> [Data section]:
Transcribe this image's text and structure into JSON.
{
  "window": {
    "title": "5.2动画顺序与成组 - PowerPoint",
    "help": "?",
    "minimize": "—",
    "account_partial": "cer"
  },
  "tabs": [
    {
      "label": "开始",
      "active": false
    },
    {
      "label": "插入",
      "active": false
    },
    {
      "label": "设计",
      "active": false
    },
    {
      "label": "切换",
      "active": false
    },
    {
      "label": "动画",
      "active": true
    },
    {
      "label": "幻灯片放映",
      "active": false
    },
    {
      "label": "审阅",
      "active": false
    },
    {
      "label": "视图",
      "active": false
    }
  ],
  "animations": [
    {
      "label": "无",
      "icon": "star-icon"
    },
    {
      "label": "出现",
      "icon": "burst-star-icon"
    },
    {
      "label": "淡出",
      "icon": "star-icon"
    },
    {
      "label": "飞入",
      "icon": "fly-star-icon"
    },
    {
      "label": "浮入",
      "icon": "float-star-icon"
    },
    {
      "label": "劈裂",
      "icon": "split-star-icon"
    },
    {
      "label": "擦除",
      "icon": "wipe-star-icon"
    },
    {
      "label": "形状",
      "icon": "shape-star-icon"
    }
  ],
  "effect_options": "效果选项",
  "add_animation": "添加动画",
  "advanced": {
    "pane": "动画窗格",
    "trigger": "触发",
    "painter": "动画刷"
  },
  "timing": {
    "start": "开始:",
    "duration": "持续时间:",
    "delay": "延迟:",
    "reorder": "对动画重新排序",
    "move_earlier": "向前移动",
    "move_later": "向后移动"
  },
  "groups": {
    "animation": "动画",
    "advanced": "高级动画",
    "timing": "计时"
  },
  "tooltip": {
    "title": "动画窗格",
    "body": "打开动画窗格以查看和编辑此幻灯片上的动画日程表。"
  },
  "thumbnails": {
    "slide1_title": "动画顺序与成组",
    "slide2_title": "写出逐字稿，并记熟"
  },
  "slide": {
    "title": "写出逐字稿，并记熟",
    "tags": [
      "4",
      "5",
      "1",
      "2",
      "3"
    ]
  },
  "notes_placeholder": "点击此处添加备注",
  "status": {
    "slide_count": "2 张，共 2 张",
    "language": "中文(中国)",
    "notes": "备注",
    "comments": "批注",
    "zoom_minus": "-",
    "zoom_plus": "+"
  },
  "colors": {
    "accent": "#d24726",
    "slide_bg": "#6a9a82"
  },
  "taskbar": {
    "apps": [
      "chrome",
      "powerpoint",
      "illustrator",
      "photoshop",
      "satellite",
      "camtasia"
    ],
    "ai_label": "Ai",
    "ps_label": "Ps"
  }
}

> [What to do]: Write out every entry again, keeping each line exactly the same.

> [Response to this exercise]:
Transcribe this image's text and structure into JSON.
{
  "window": {
    "title": "5.2动画顺序与成组 - PowerPoint",
    "help": "?",
    "minimize": "—",
    "account_partial": "cer"
  },
  "tabs": [
    {
      "label": "开始",
      "active": false
    },
    {
      "label": "插入",
      "active": false
    },
    {
      "label": "设计",
      "active": false
    },
    {
      "label": "切换",
      "active": false
    },
    {
      "label": "动画",
      "active": true
    },
    {
      "label": "幻灯片放映",
      "active": false
    },
    {
      "label": "审阅",
      "active": false
    },
    {
      "label": "视图",
      "active": false
    }
  ],
  "animations": [
    {
      "label": "无",
      "icon": "star-icon"
    },
    {
      "label": "出现",
      "icon": "burst-star-icon"
    },
    {
      "label": "淡出",
      "icon": "star-icon"
    },
    {
      "label": "飞入",
      "icon": "fly-star-icon"
    },
    {
      "label": "浮入",
      "icon": "float-star-icon"
    },
    {
      "label": "劈裂",
      "icon": "split-star-icon"
    },
    {
      "label": "擦除",
      "icon": "wipe-star-icon"
    },
    {
      "label": "形状",
      "icon": "shape-star-icon"
    }
  ],
  "effect_options": "效果选项",
  "add_animation": "添加动画",
  "advanced": {
    "pane": "动画窗格",
    "trigger": "触发",
    "painter": "动画刷"
  },
  "timing": {
    "start": "开始:",
    "duration": "持续时间:",
    "delay": "延迟:",
    "reorder": "对动画重新排序",
    "move_earlier": "向前移动",
    "move_later": "向后移动"
  },
  "groups": {
    "animation": "动画",
    "advanced": "高级动画",
    "timing": "计时"
  },
  "tooltip": {
    "title": "动画窗格",
    "body": "打开动画窗格以查看和编辑此幻灯片上的动画日程表。"
  },
  "thumbnails": {
    "slide1_title": "动画顺序与成组",
    "slide2_title": "写出逐字稿，并记熟"
  },
  "slide": {
    "title": "写出逐字稿，并记熟",
    "tags": [
      "4",
      "5",
      "1",
      "2",
      "3"
    ]
  },
  "notes_placeholder": "点击此处添加备注",
  "status": {
    "slide_count": "2 张，共 2 张",
    "language": "中文(中国)",
    "notes": "备注",
    "comments": "批注",
    "zoom_minus": "-",
    "zoom_plus": "+"
  },
  "colors": {
    "accent": "#d24726",
    "slide_bg": "#6a9a82"
  },
  "taskbar": {
    "apps": [
      "chrome",
      "powerpoint",
      "illustrator",
      "photoshop",
      "satellite",
      "camtasia"
    ],
    "ai_label": "Ai",
    "ps_label": "Ps"
  }
}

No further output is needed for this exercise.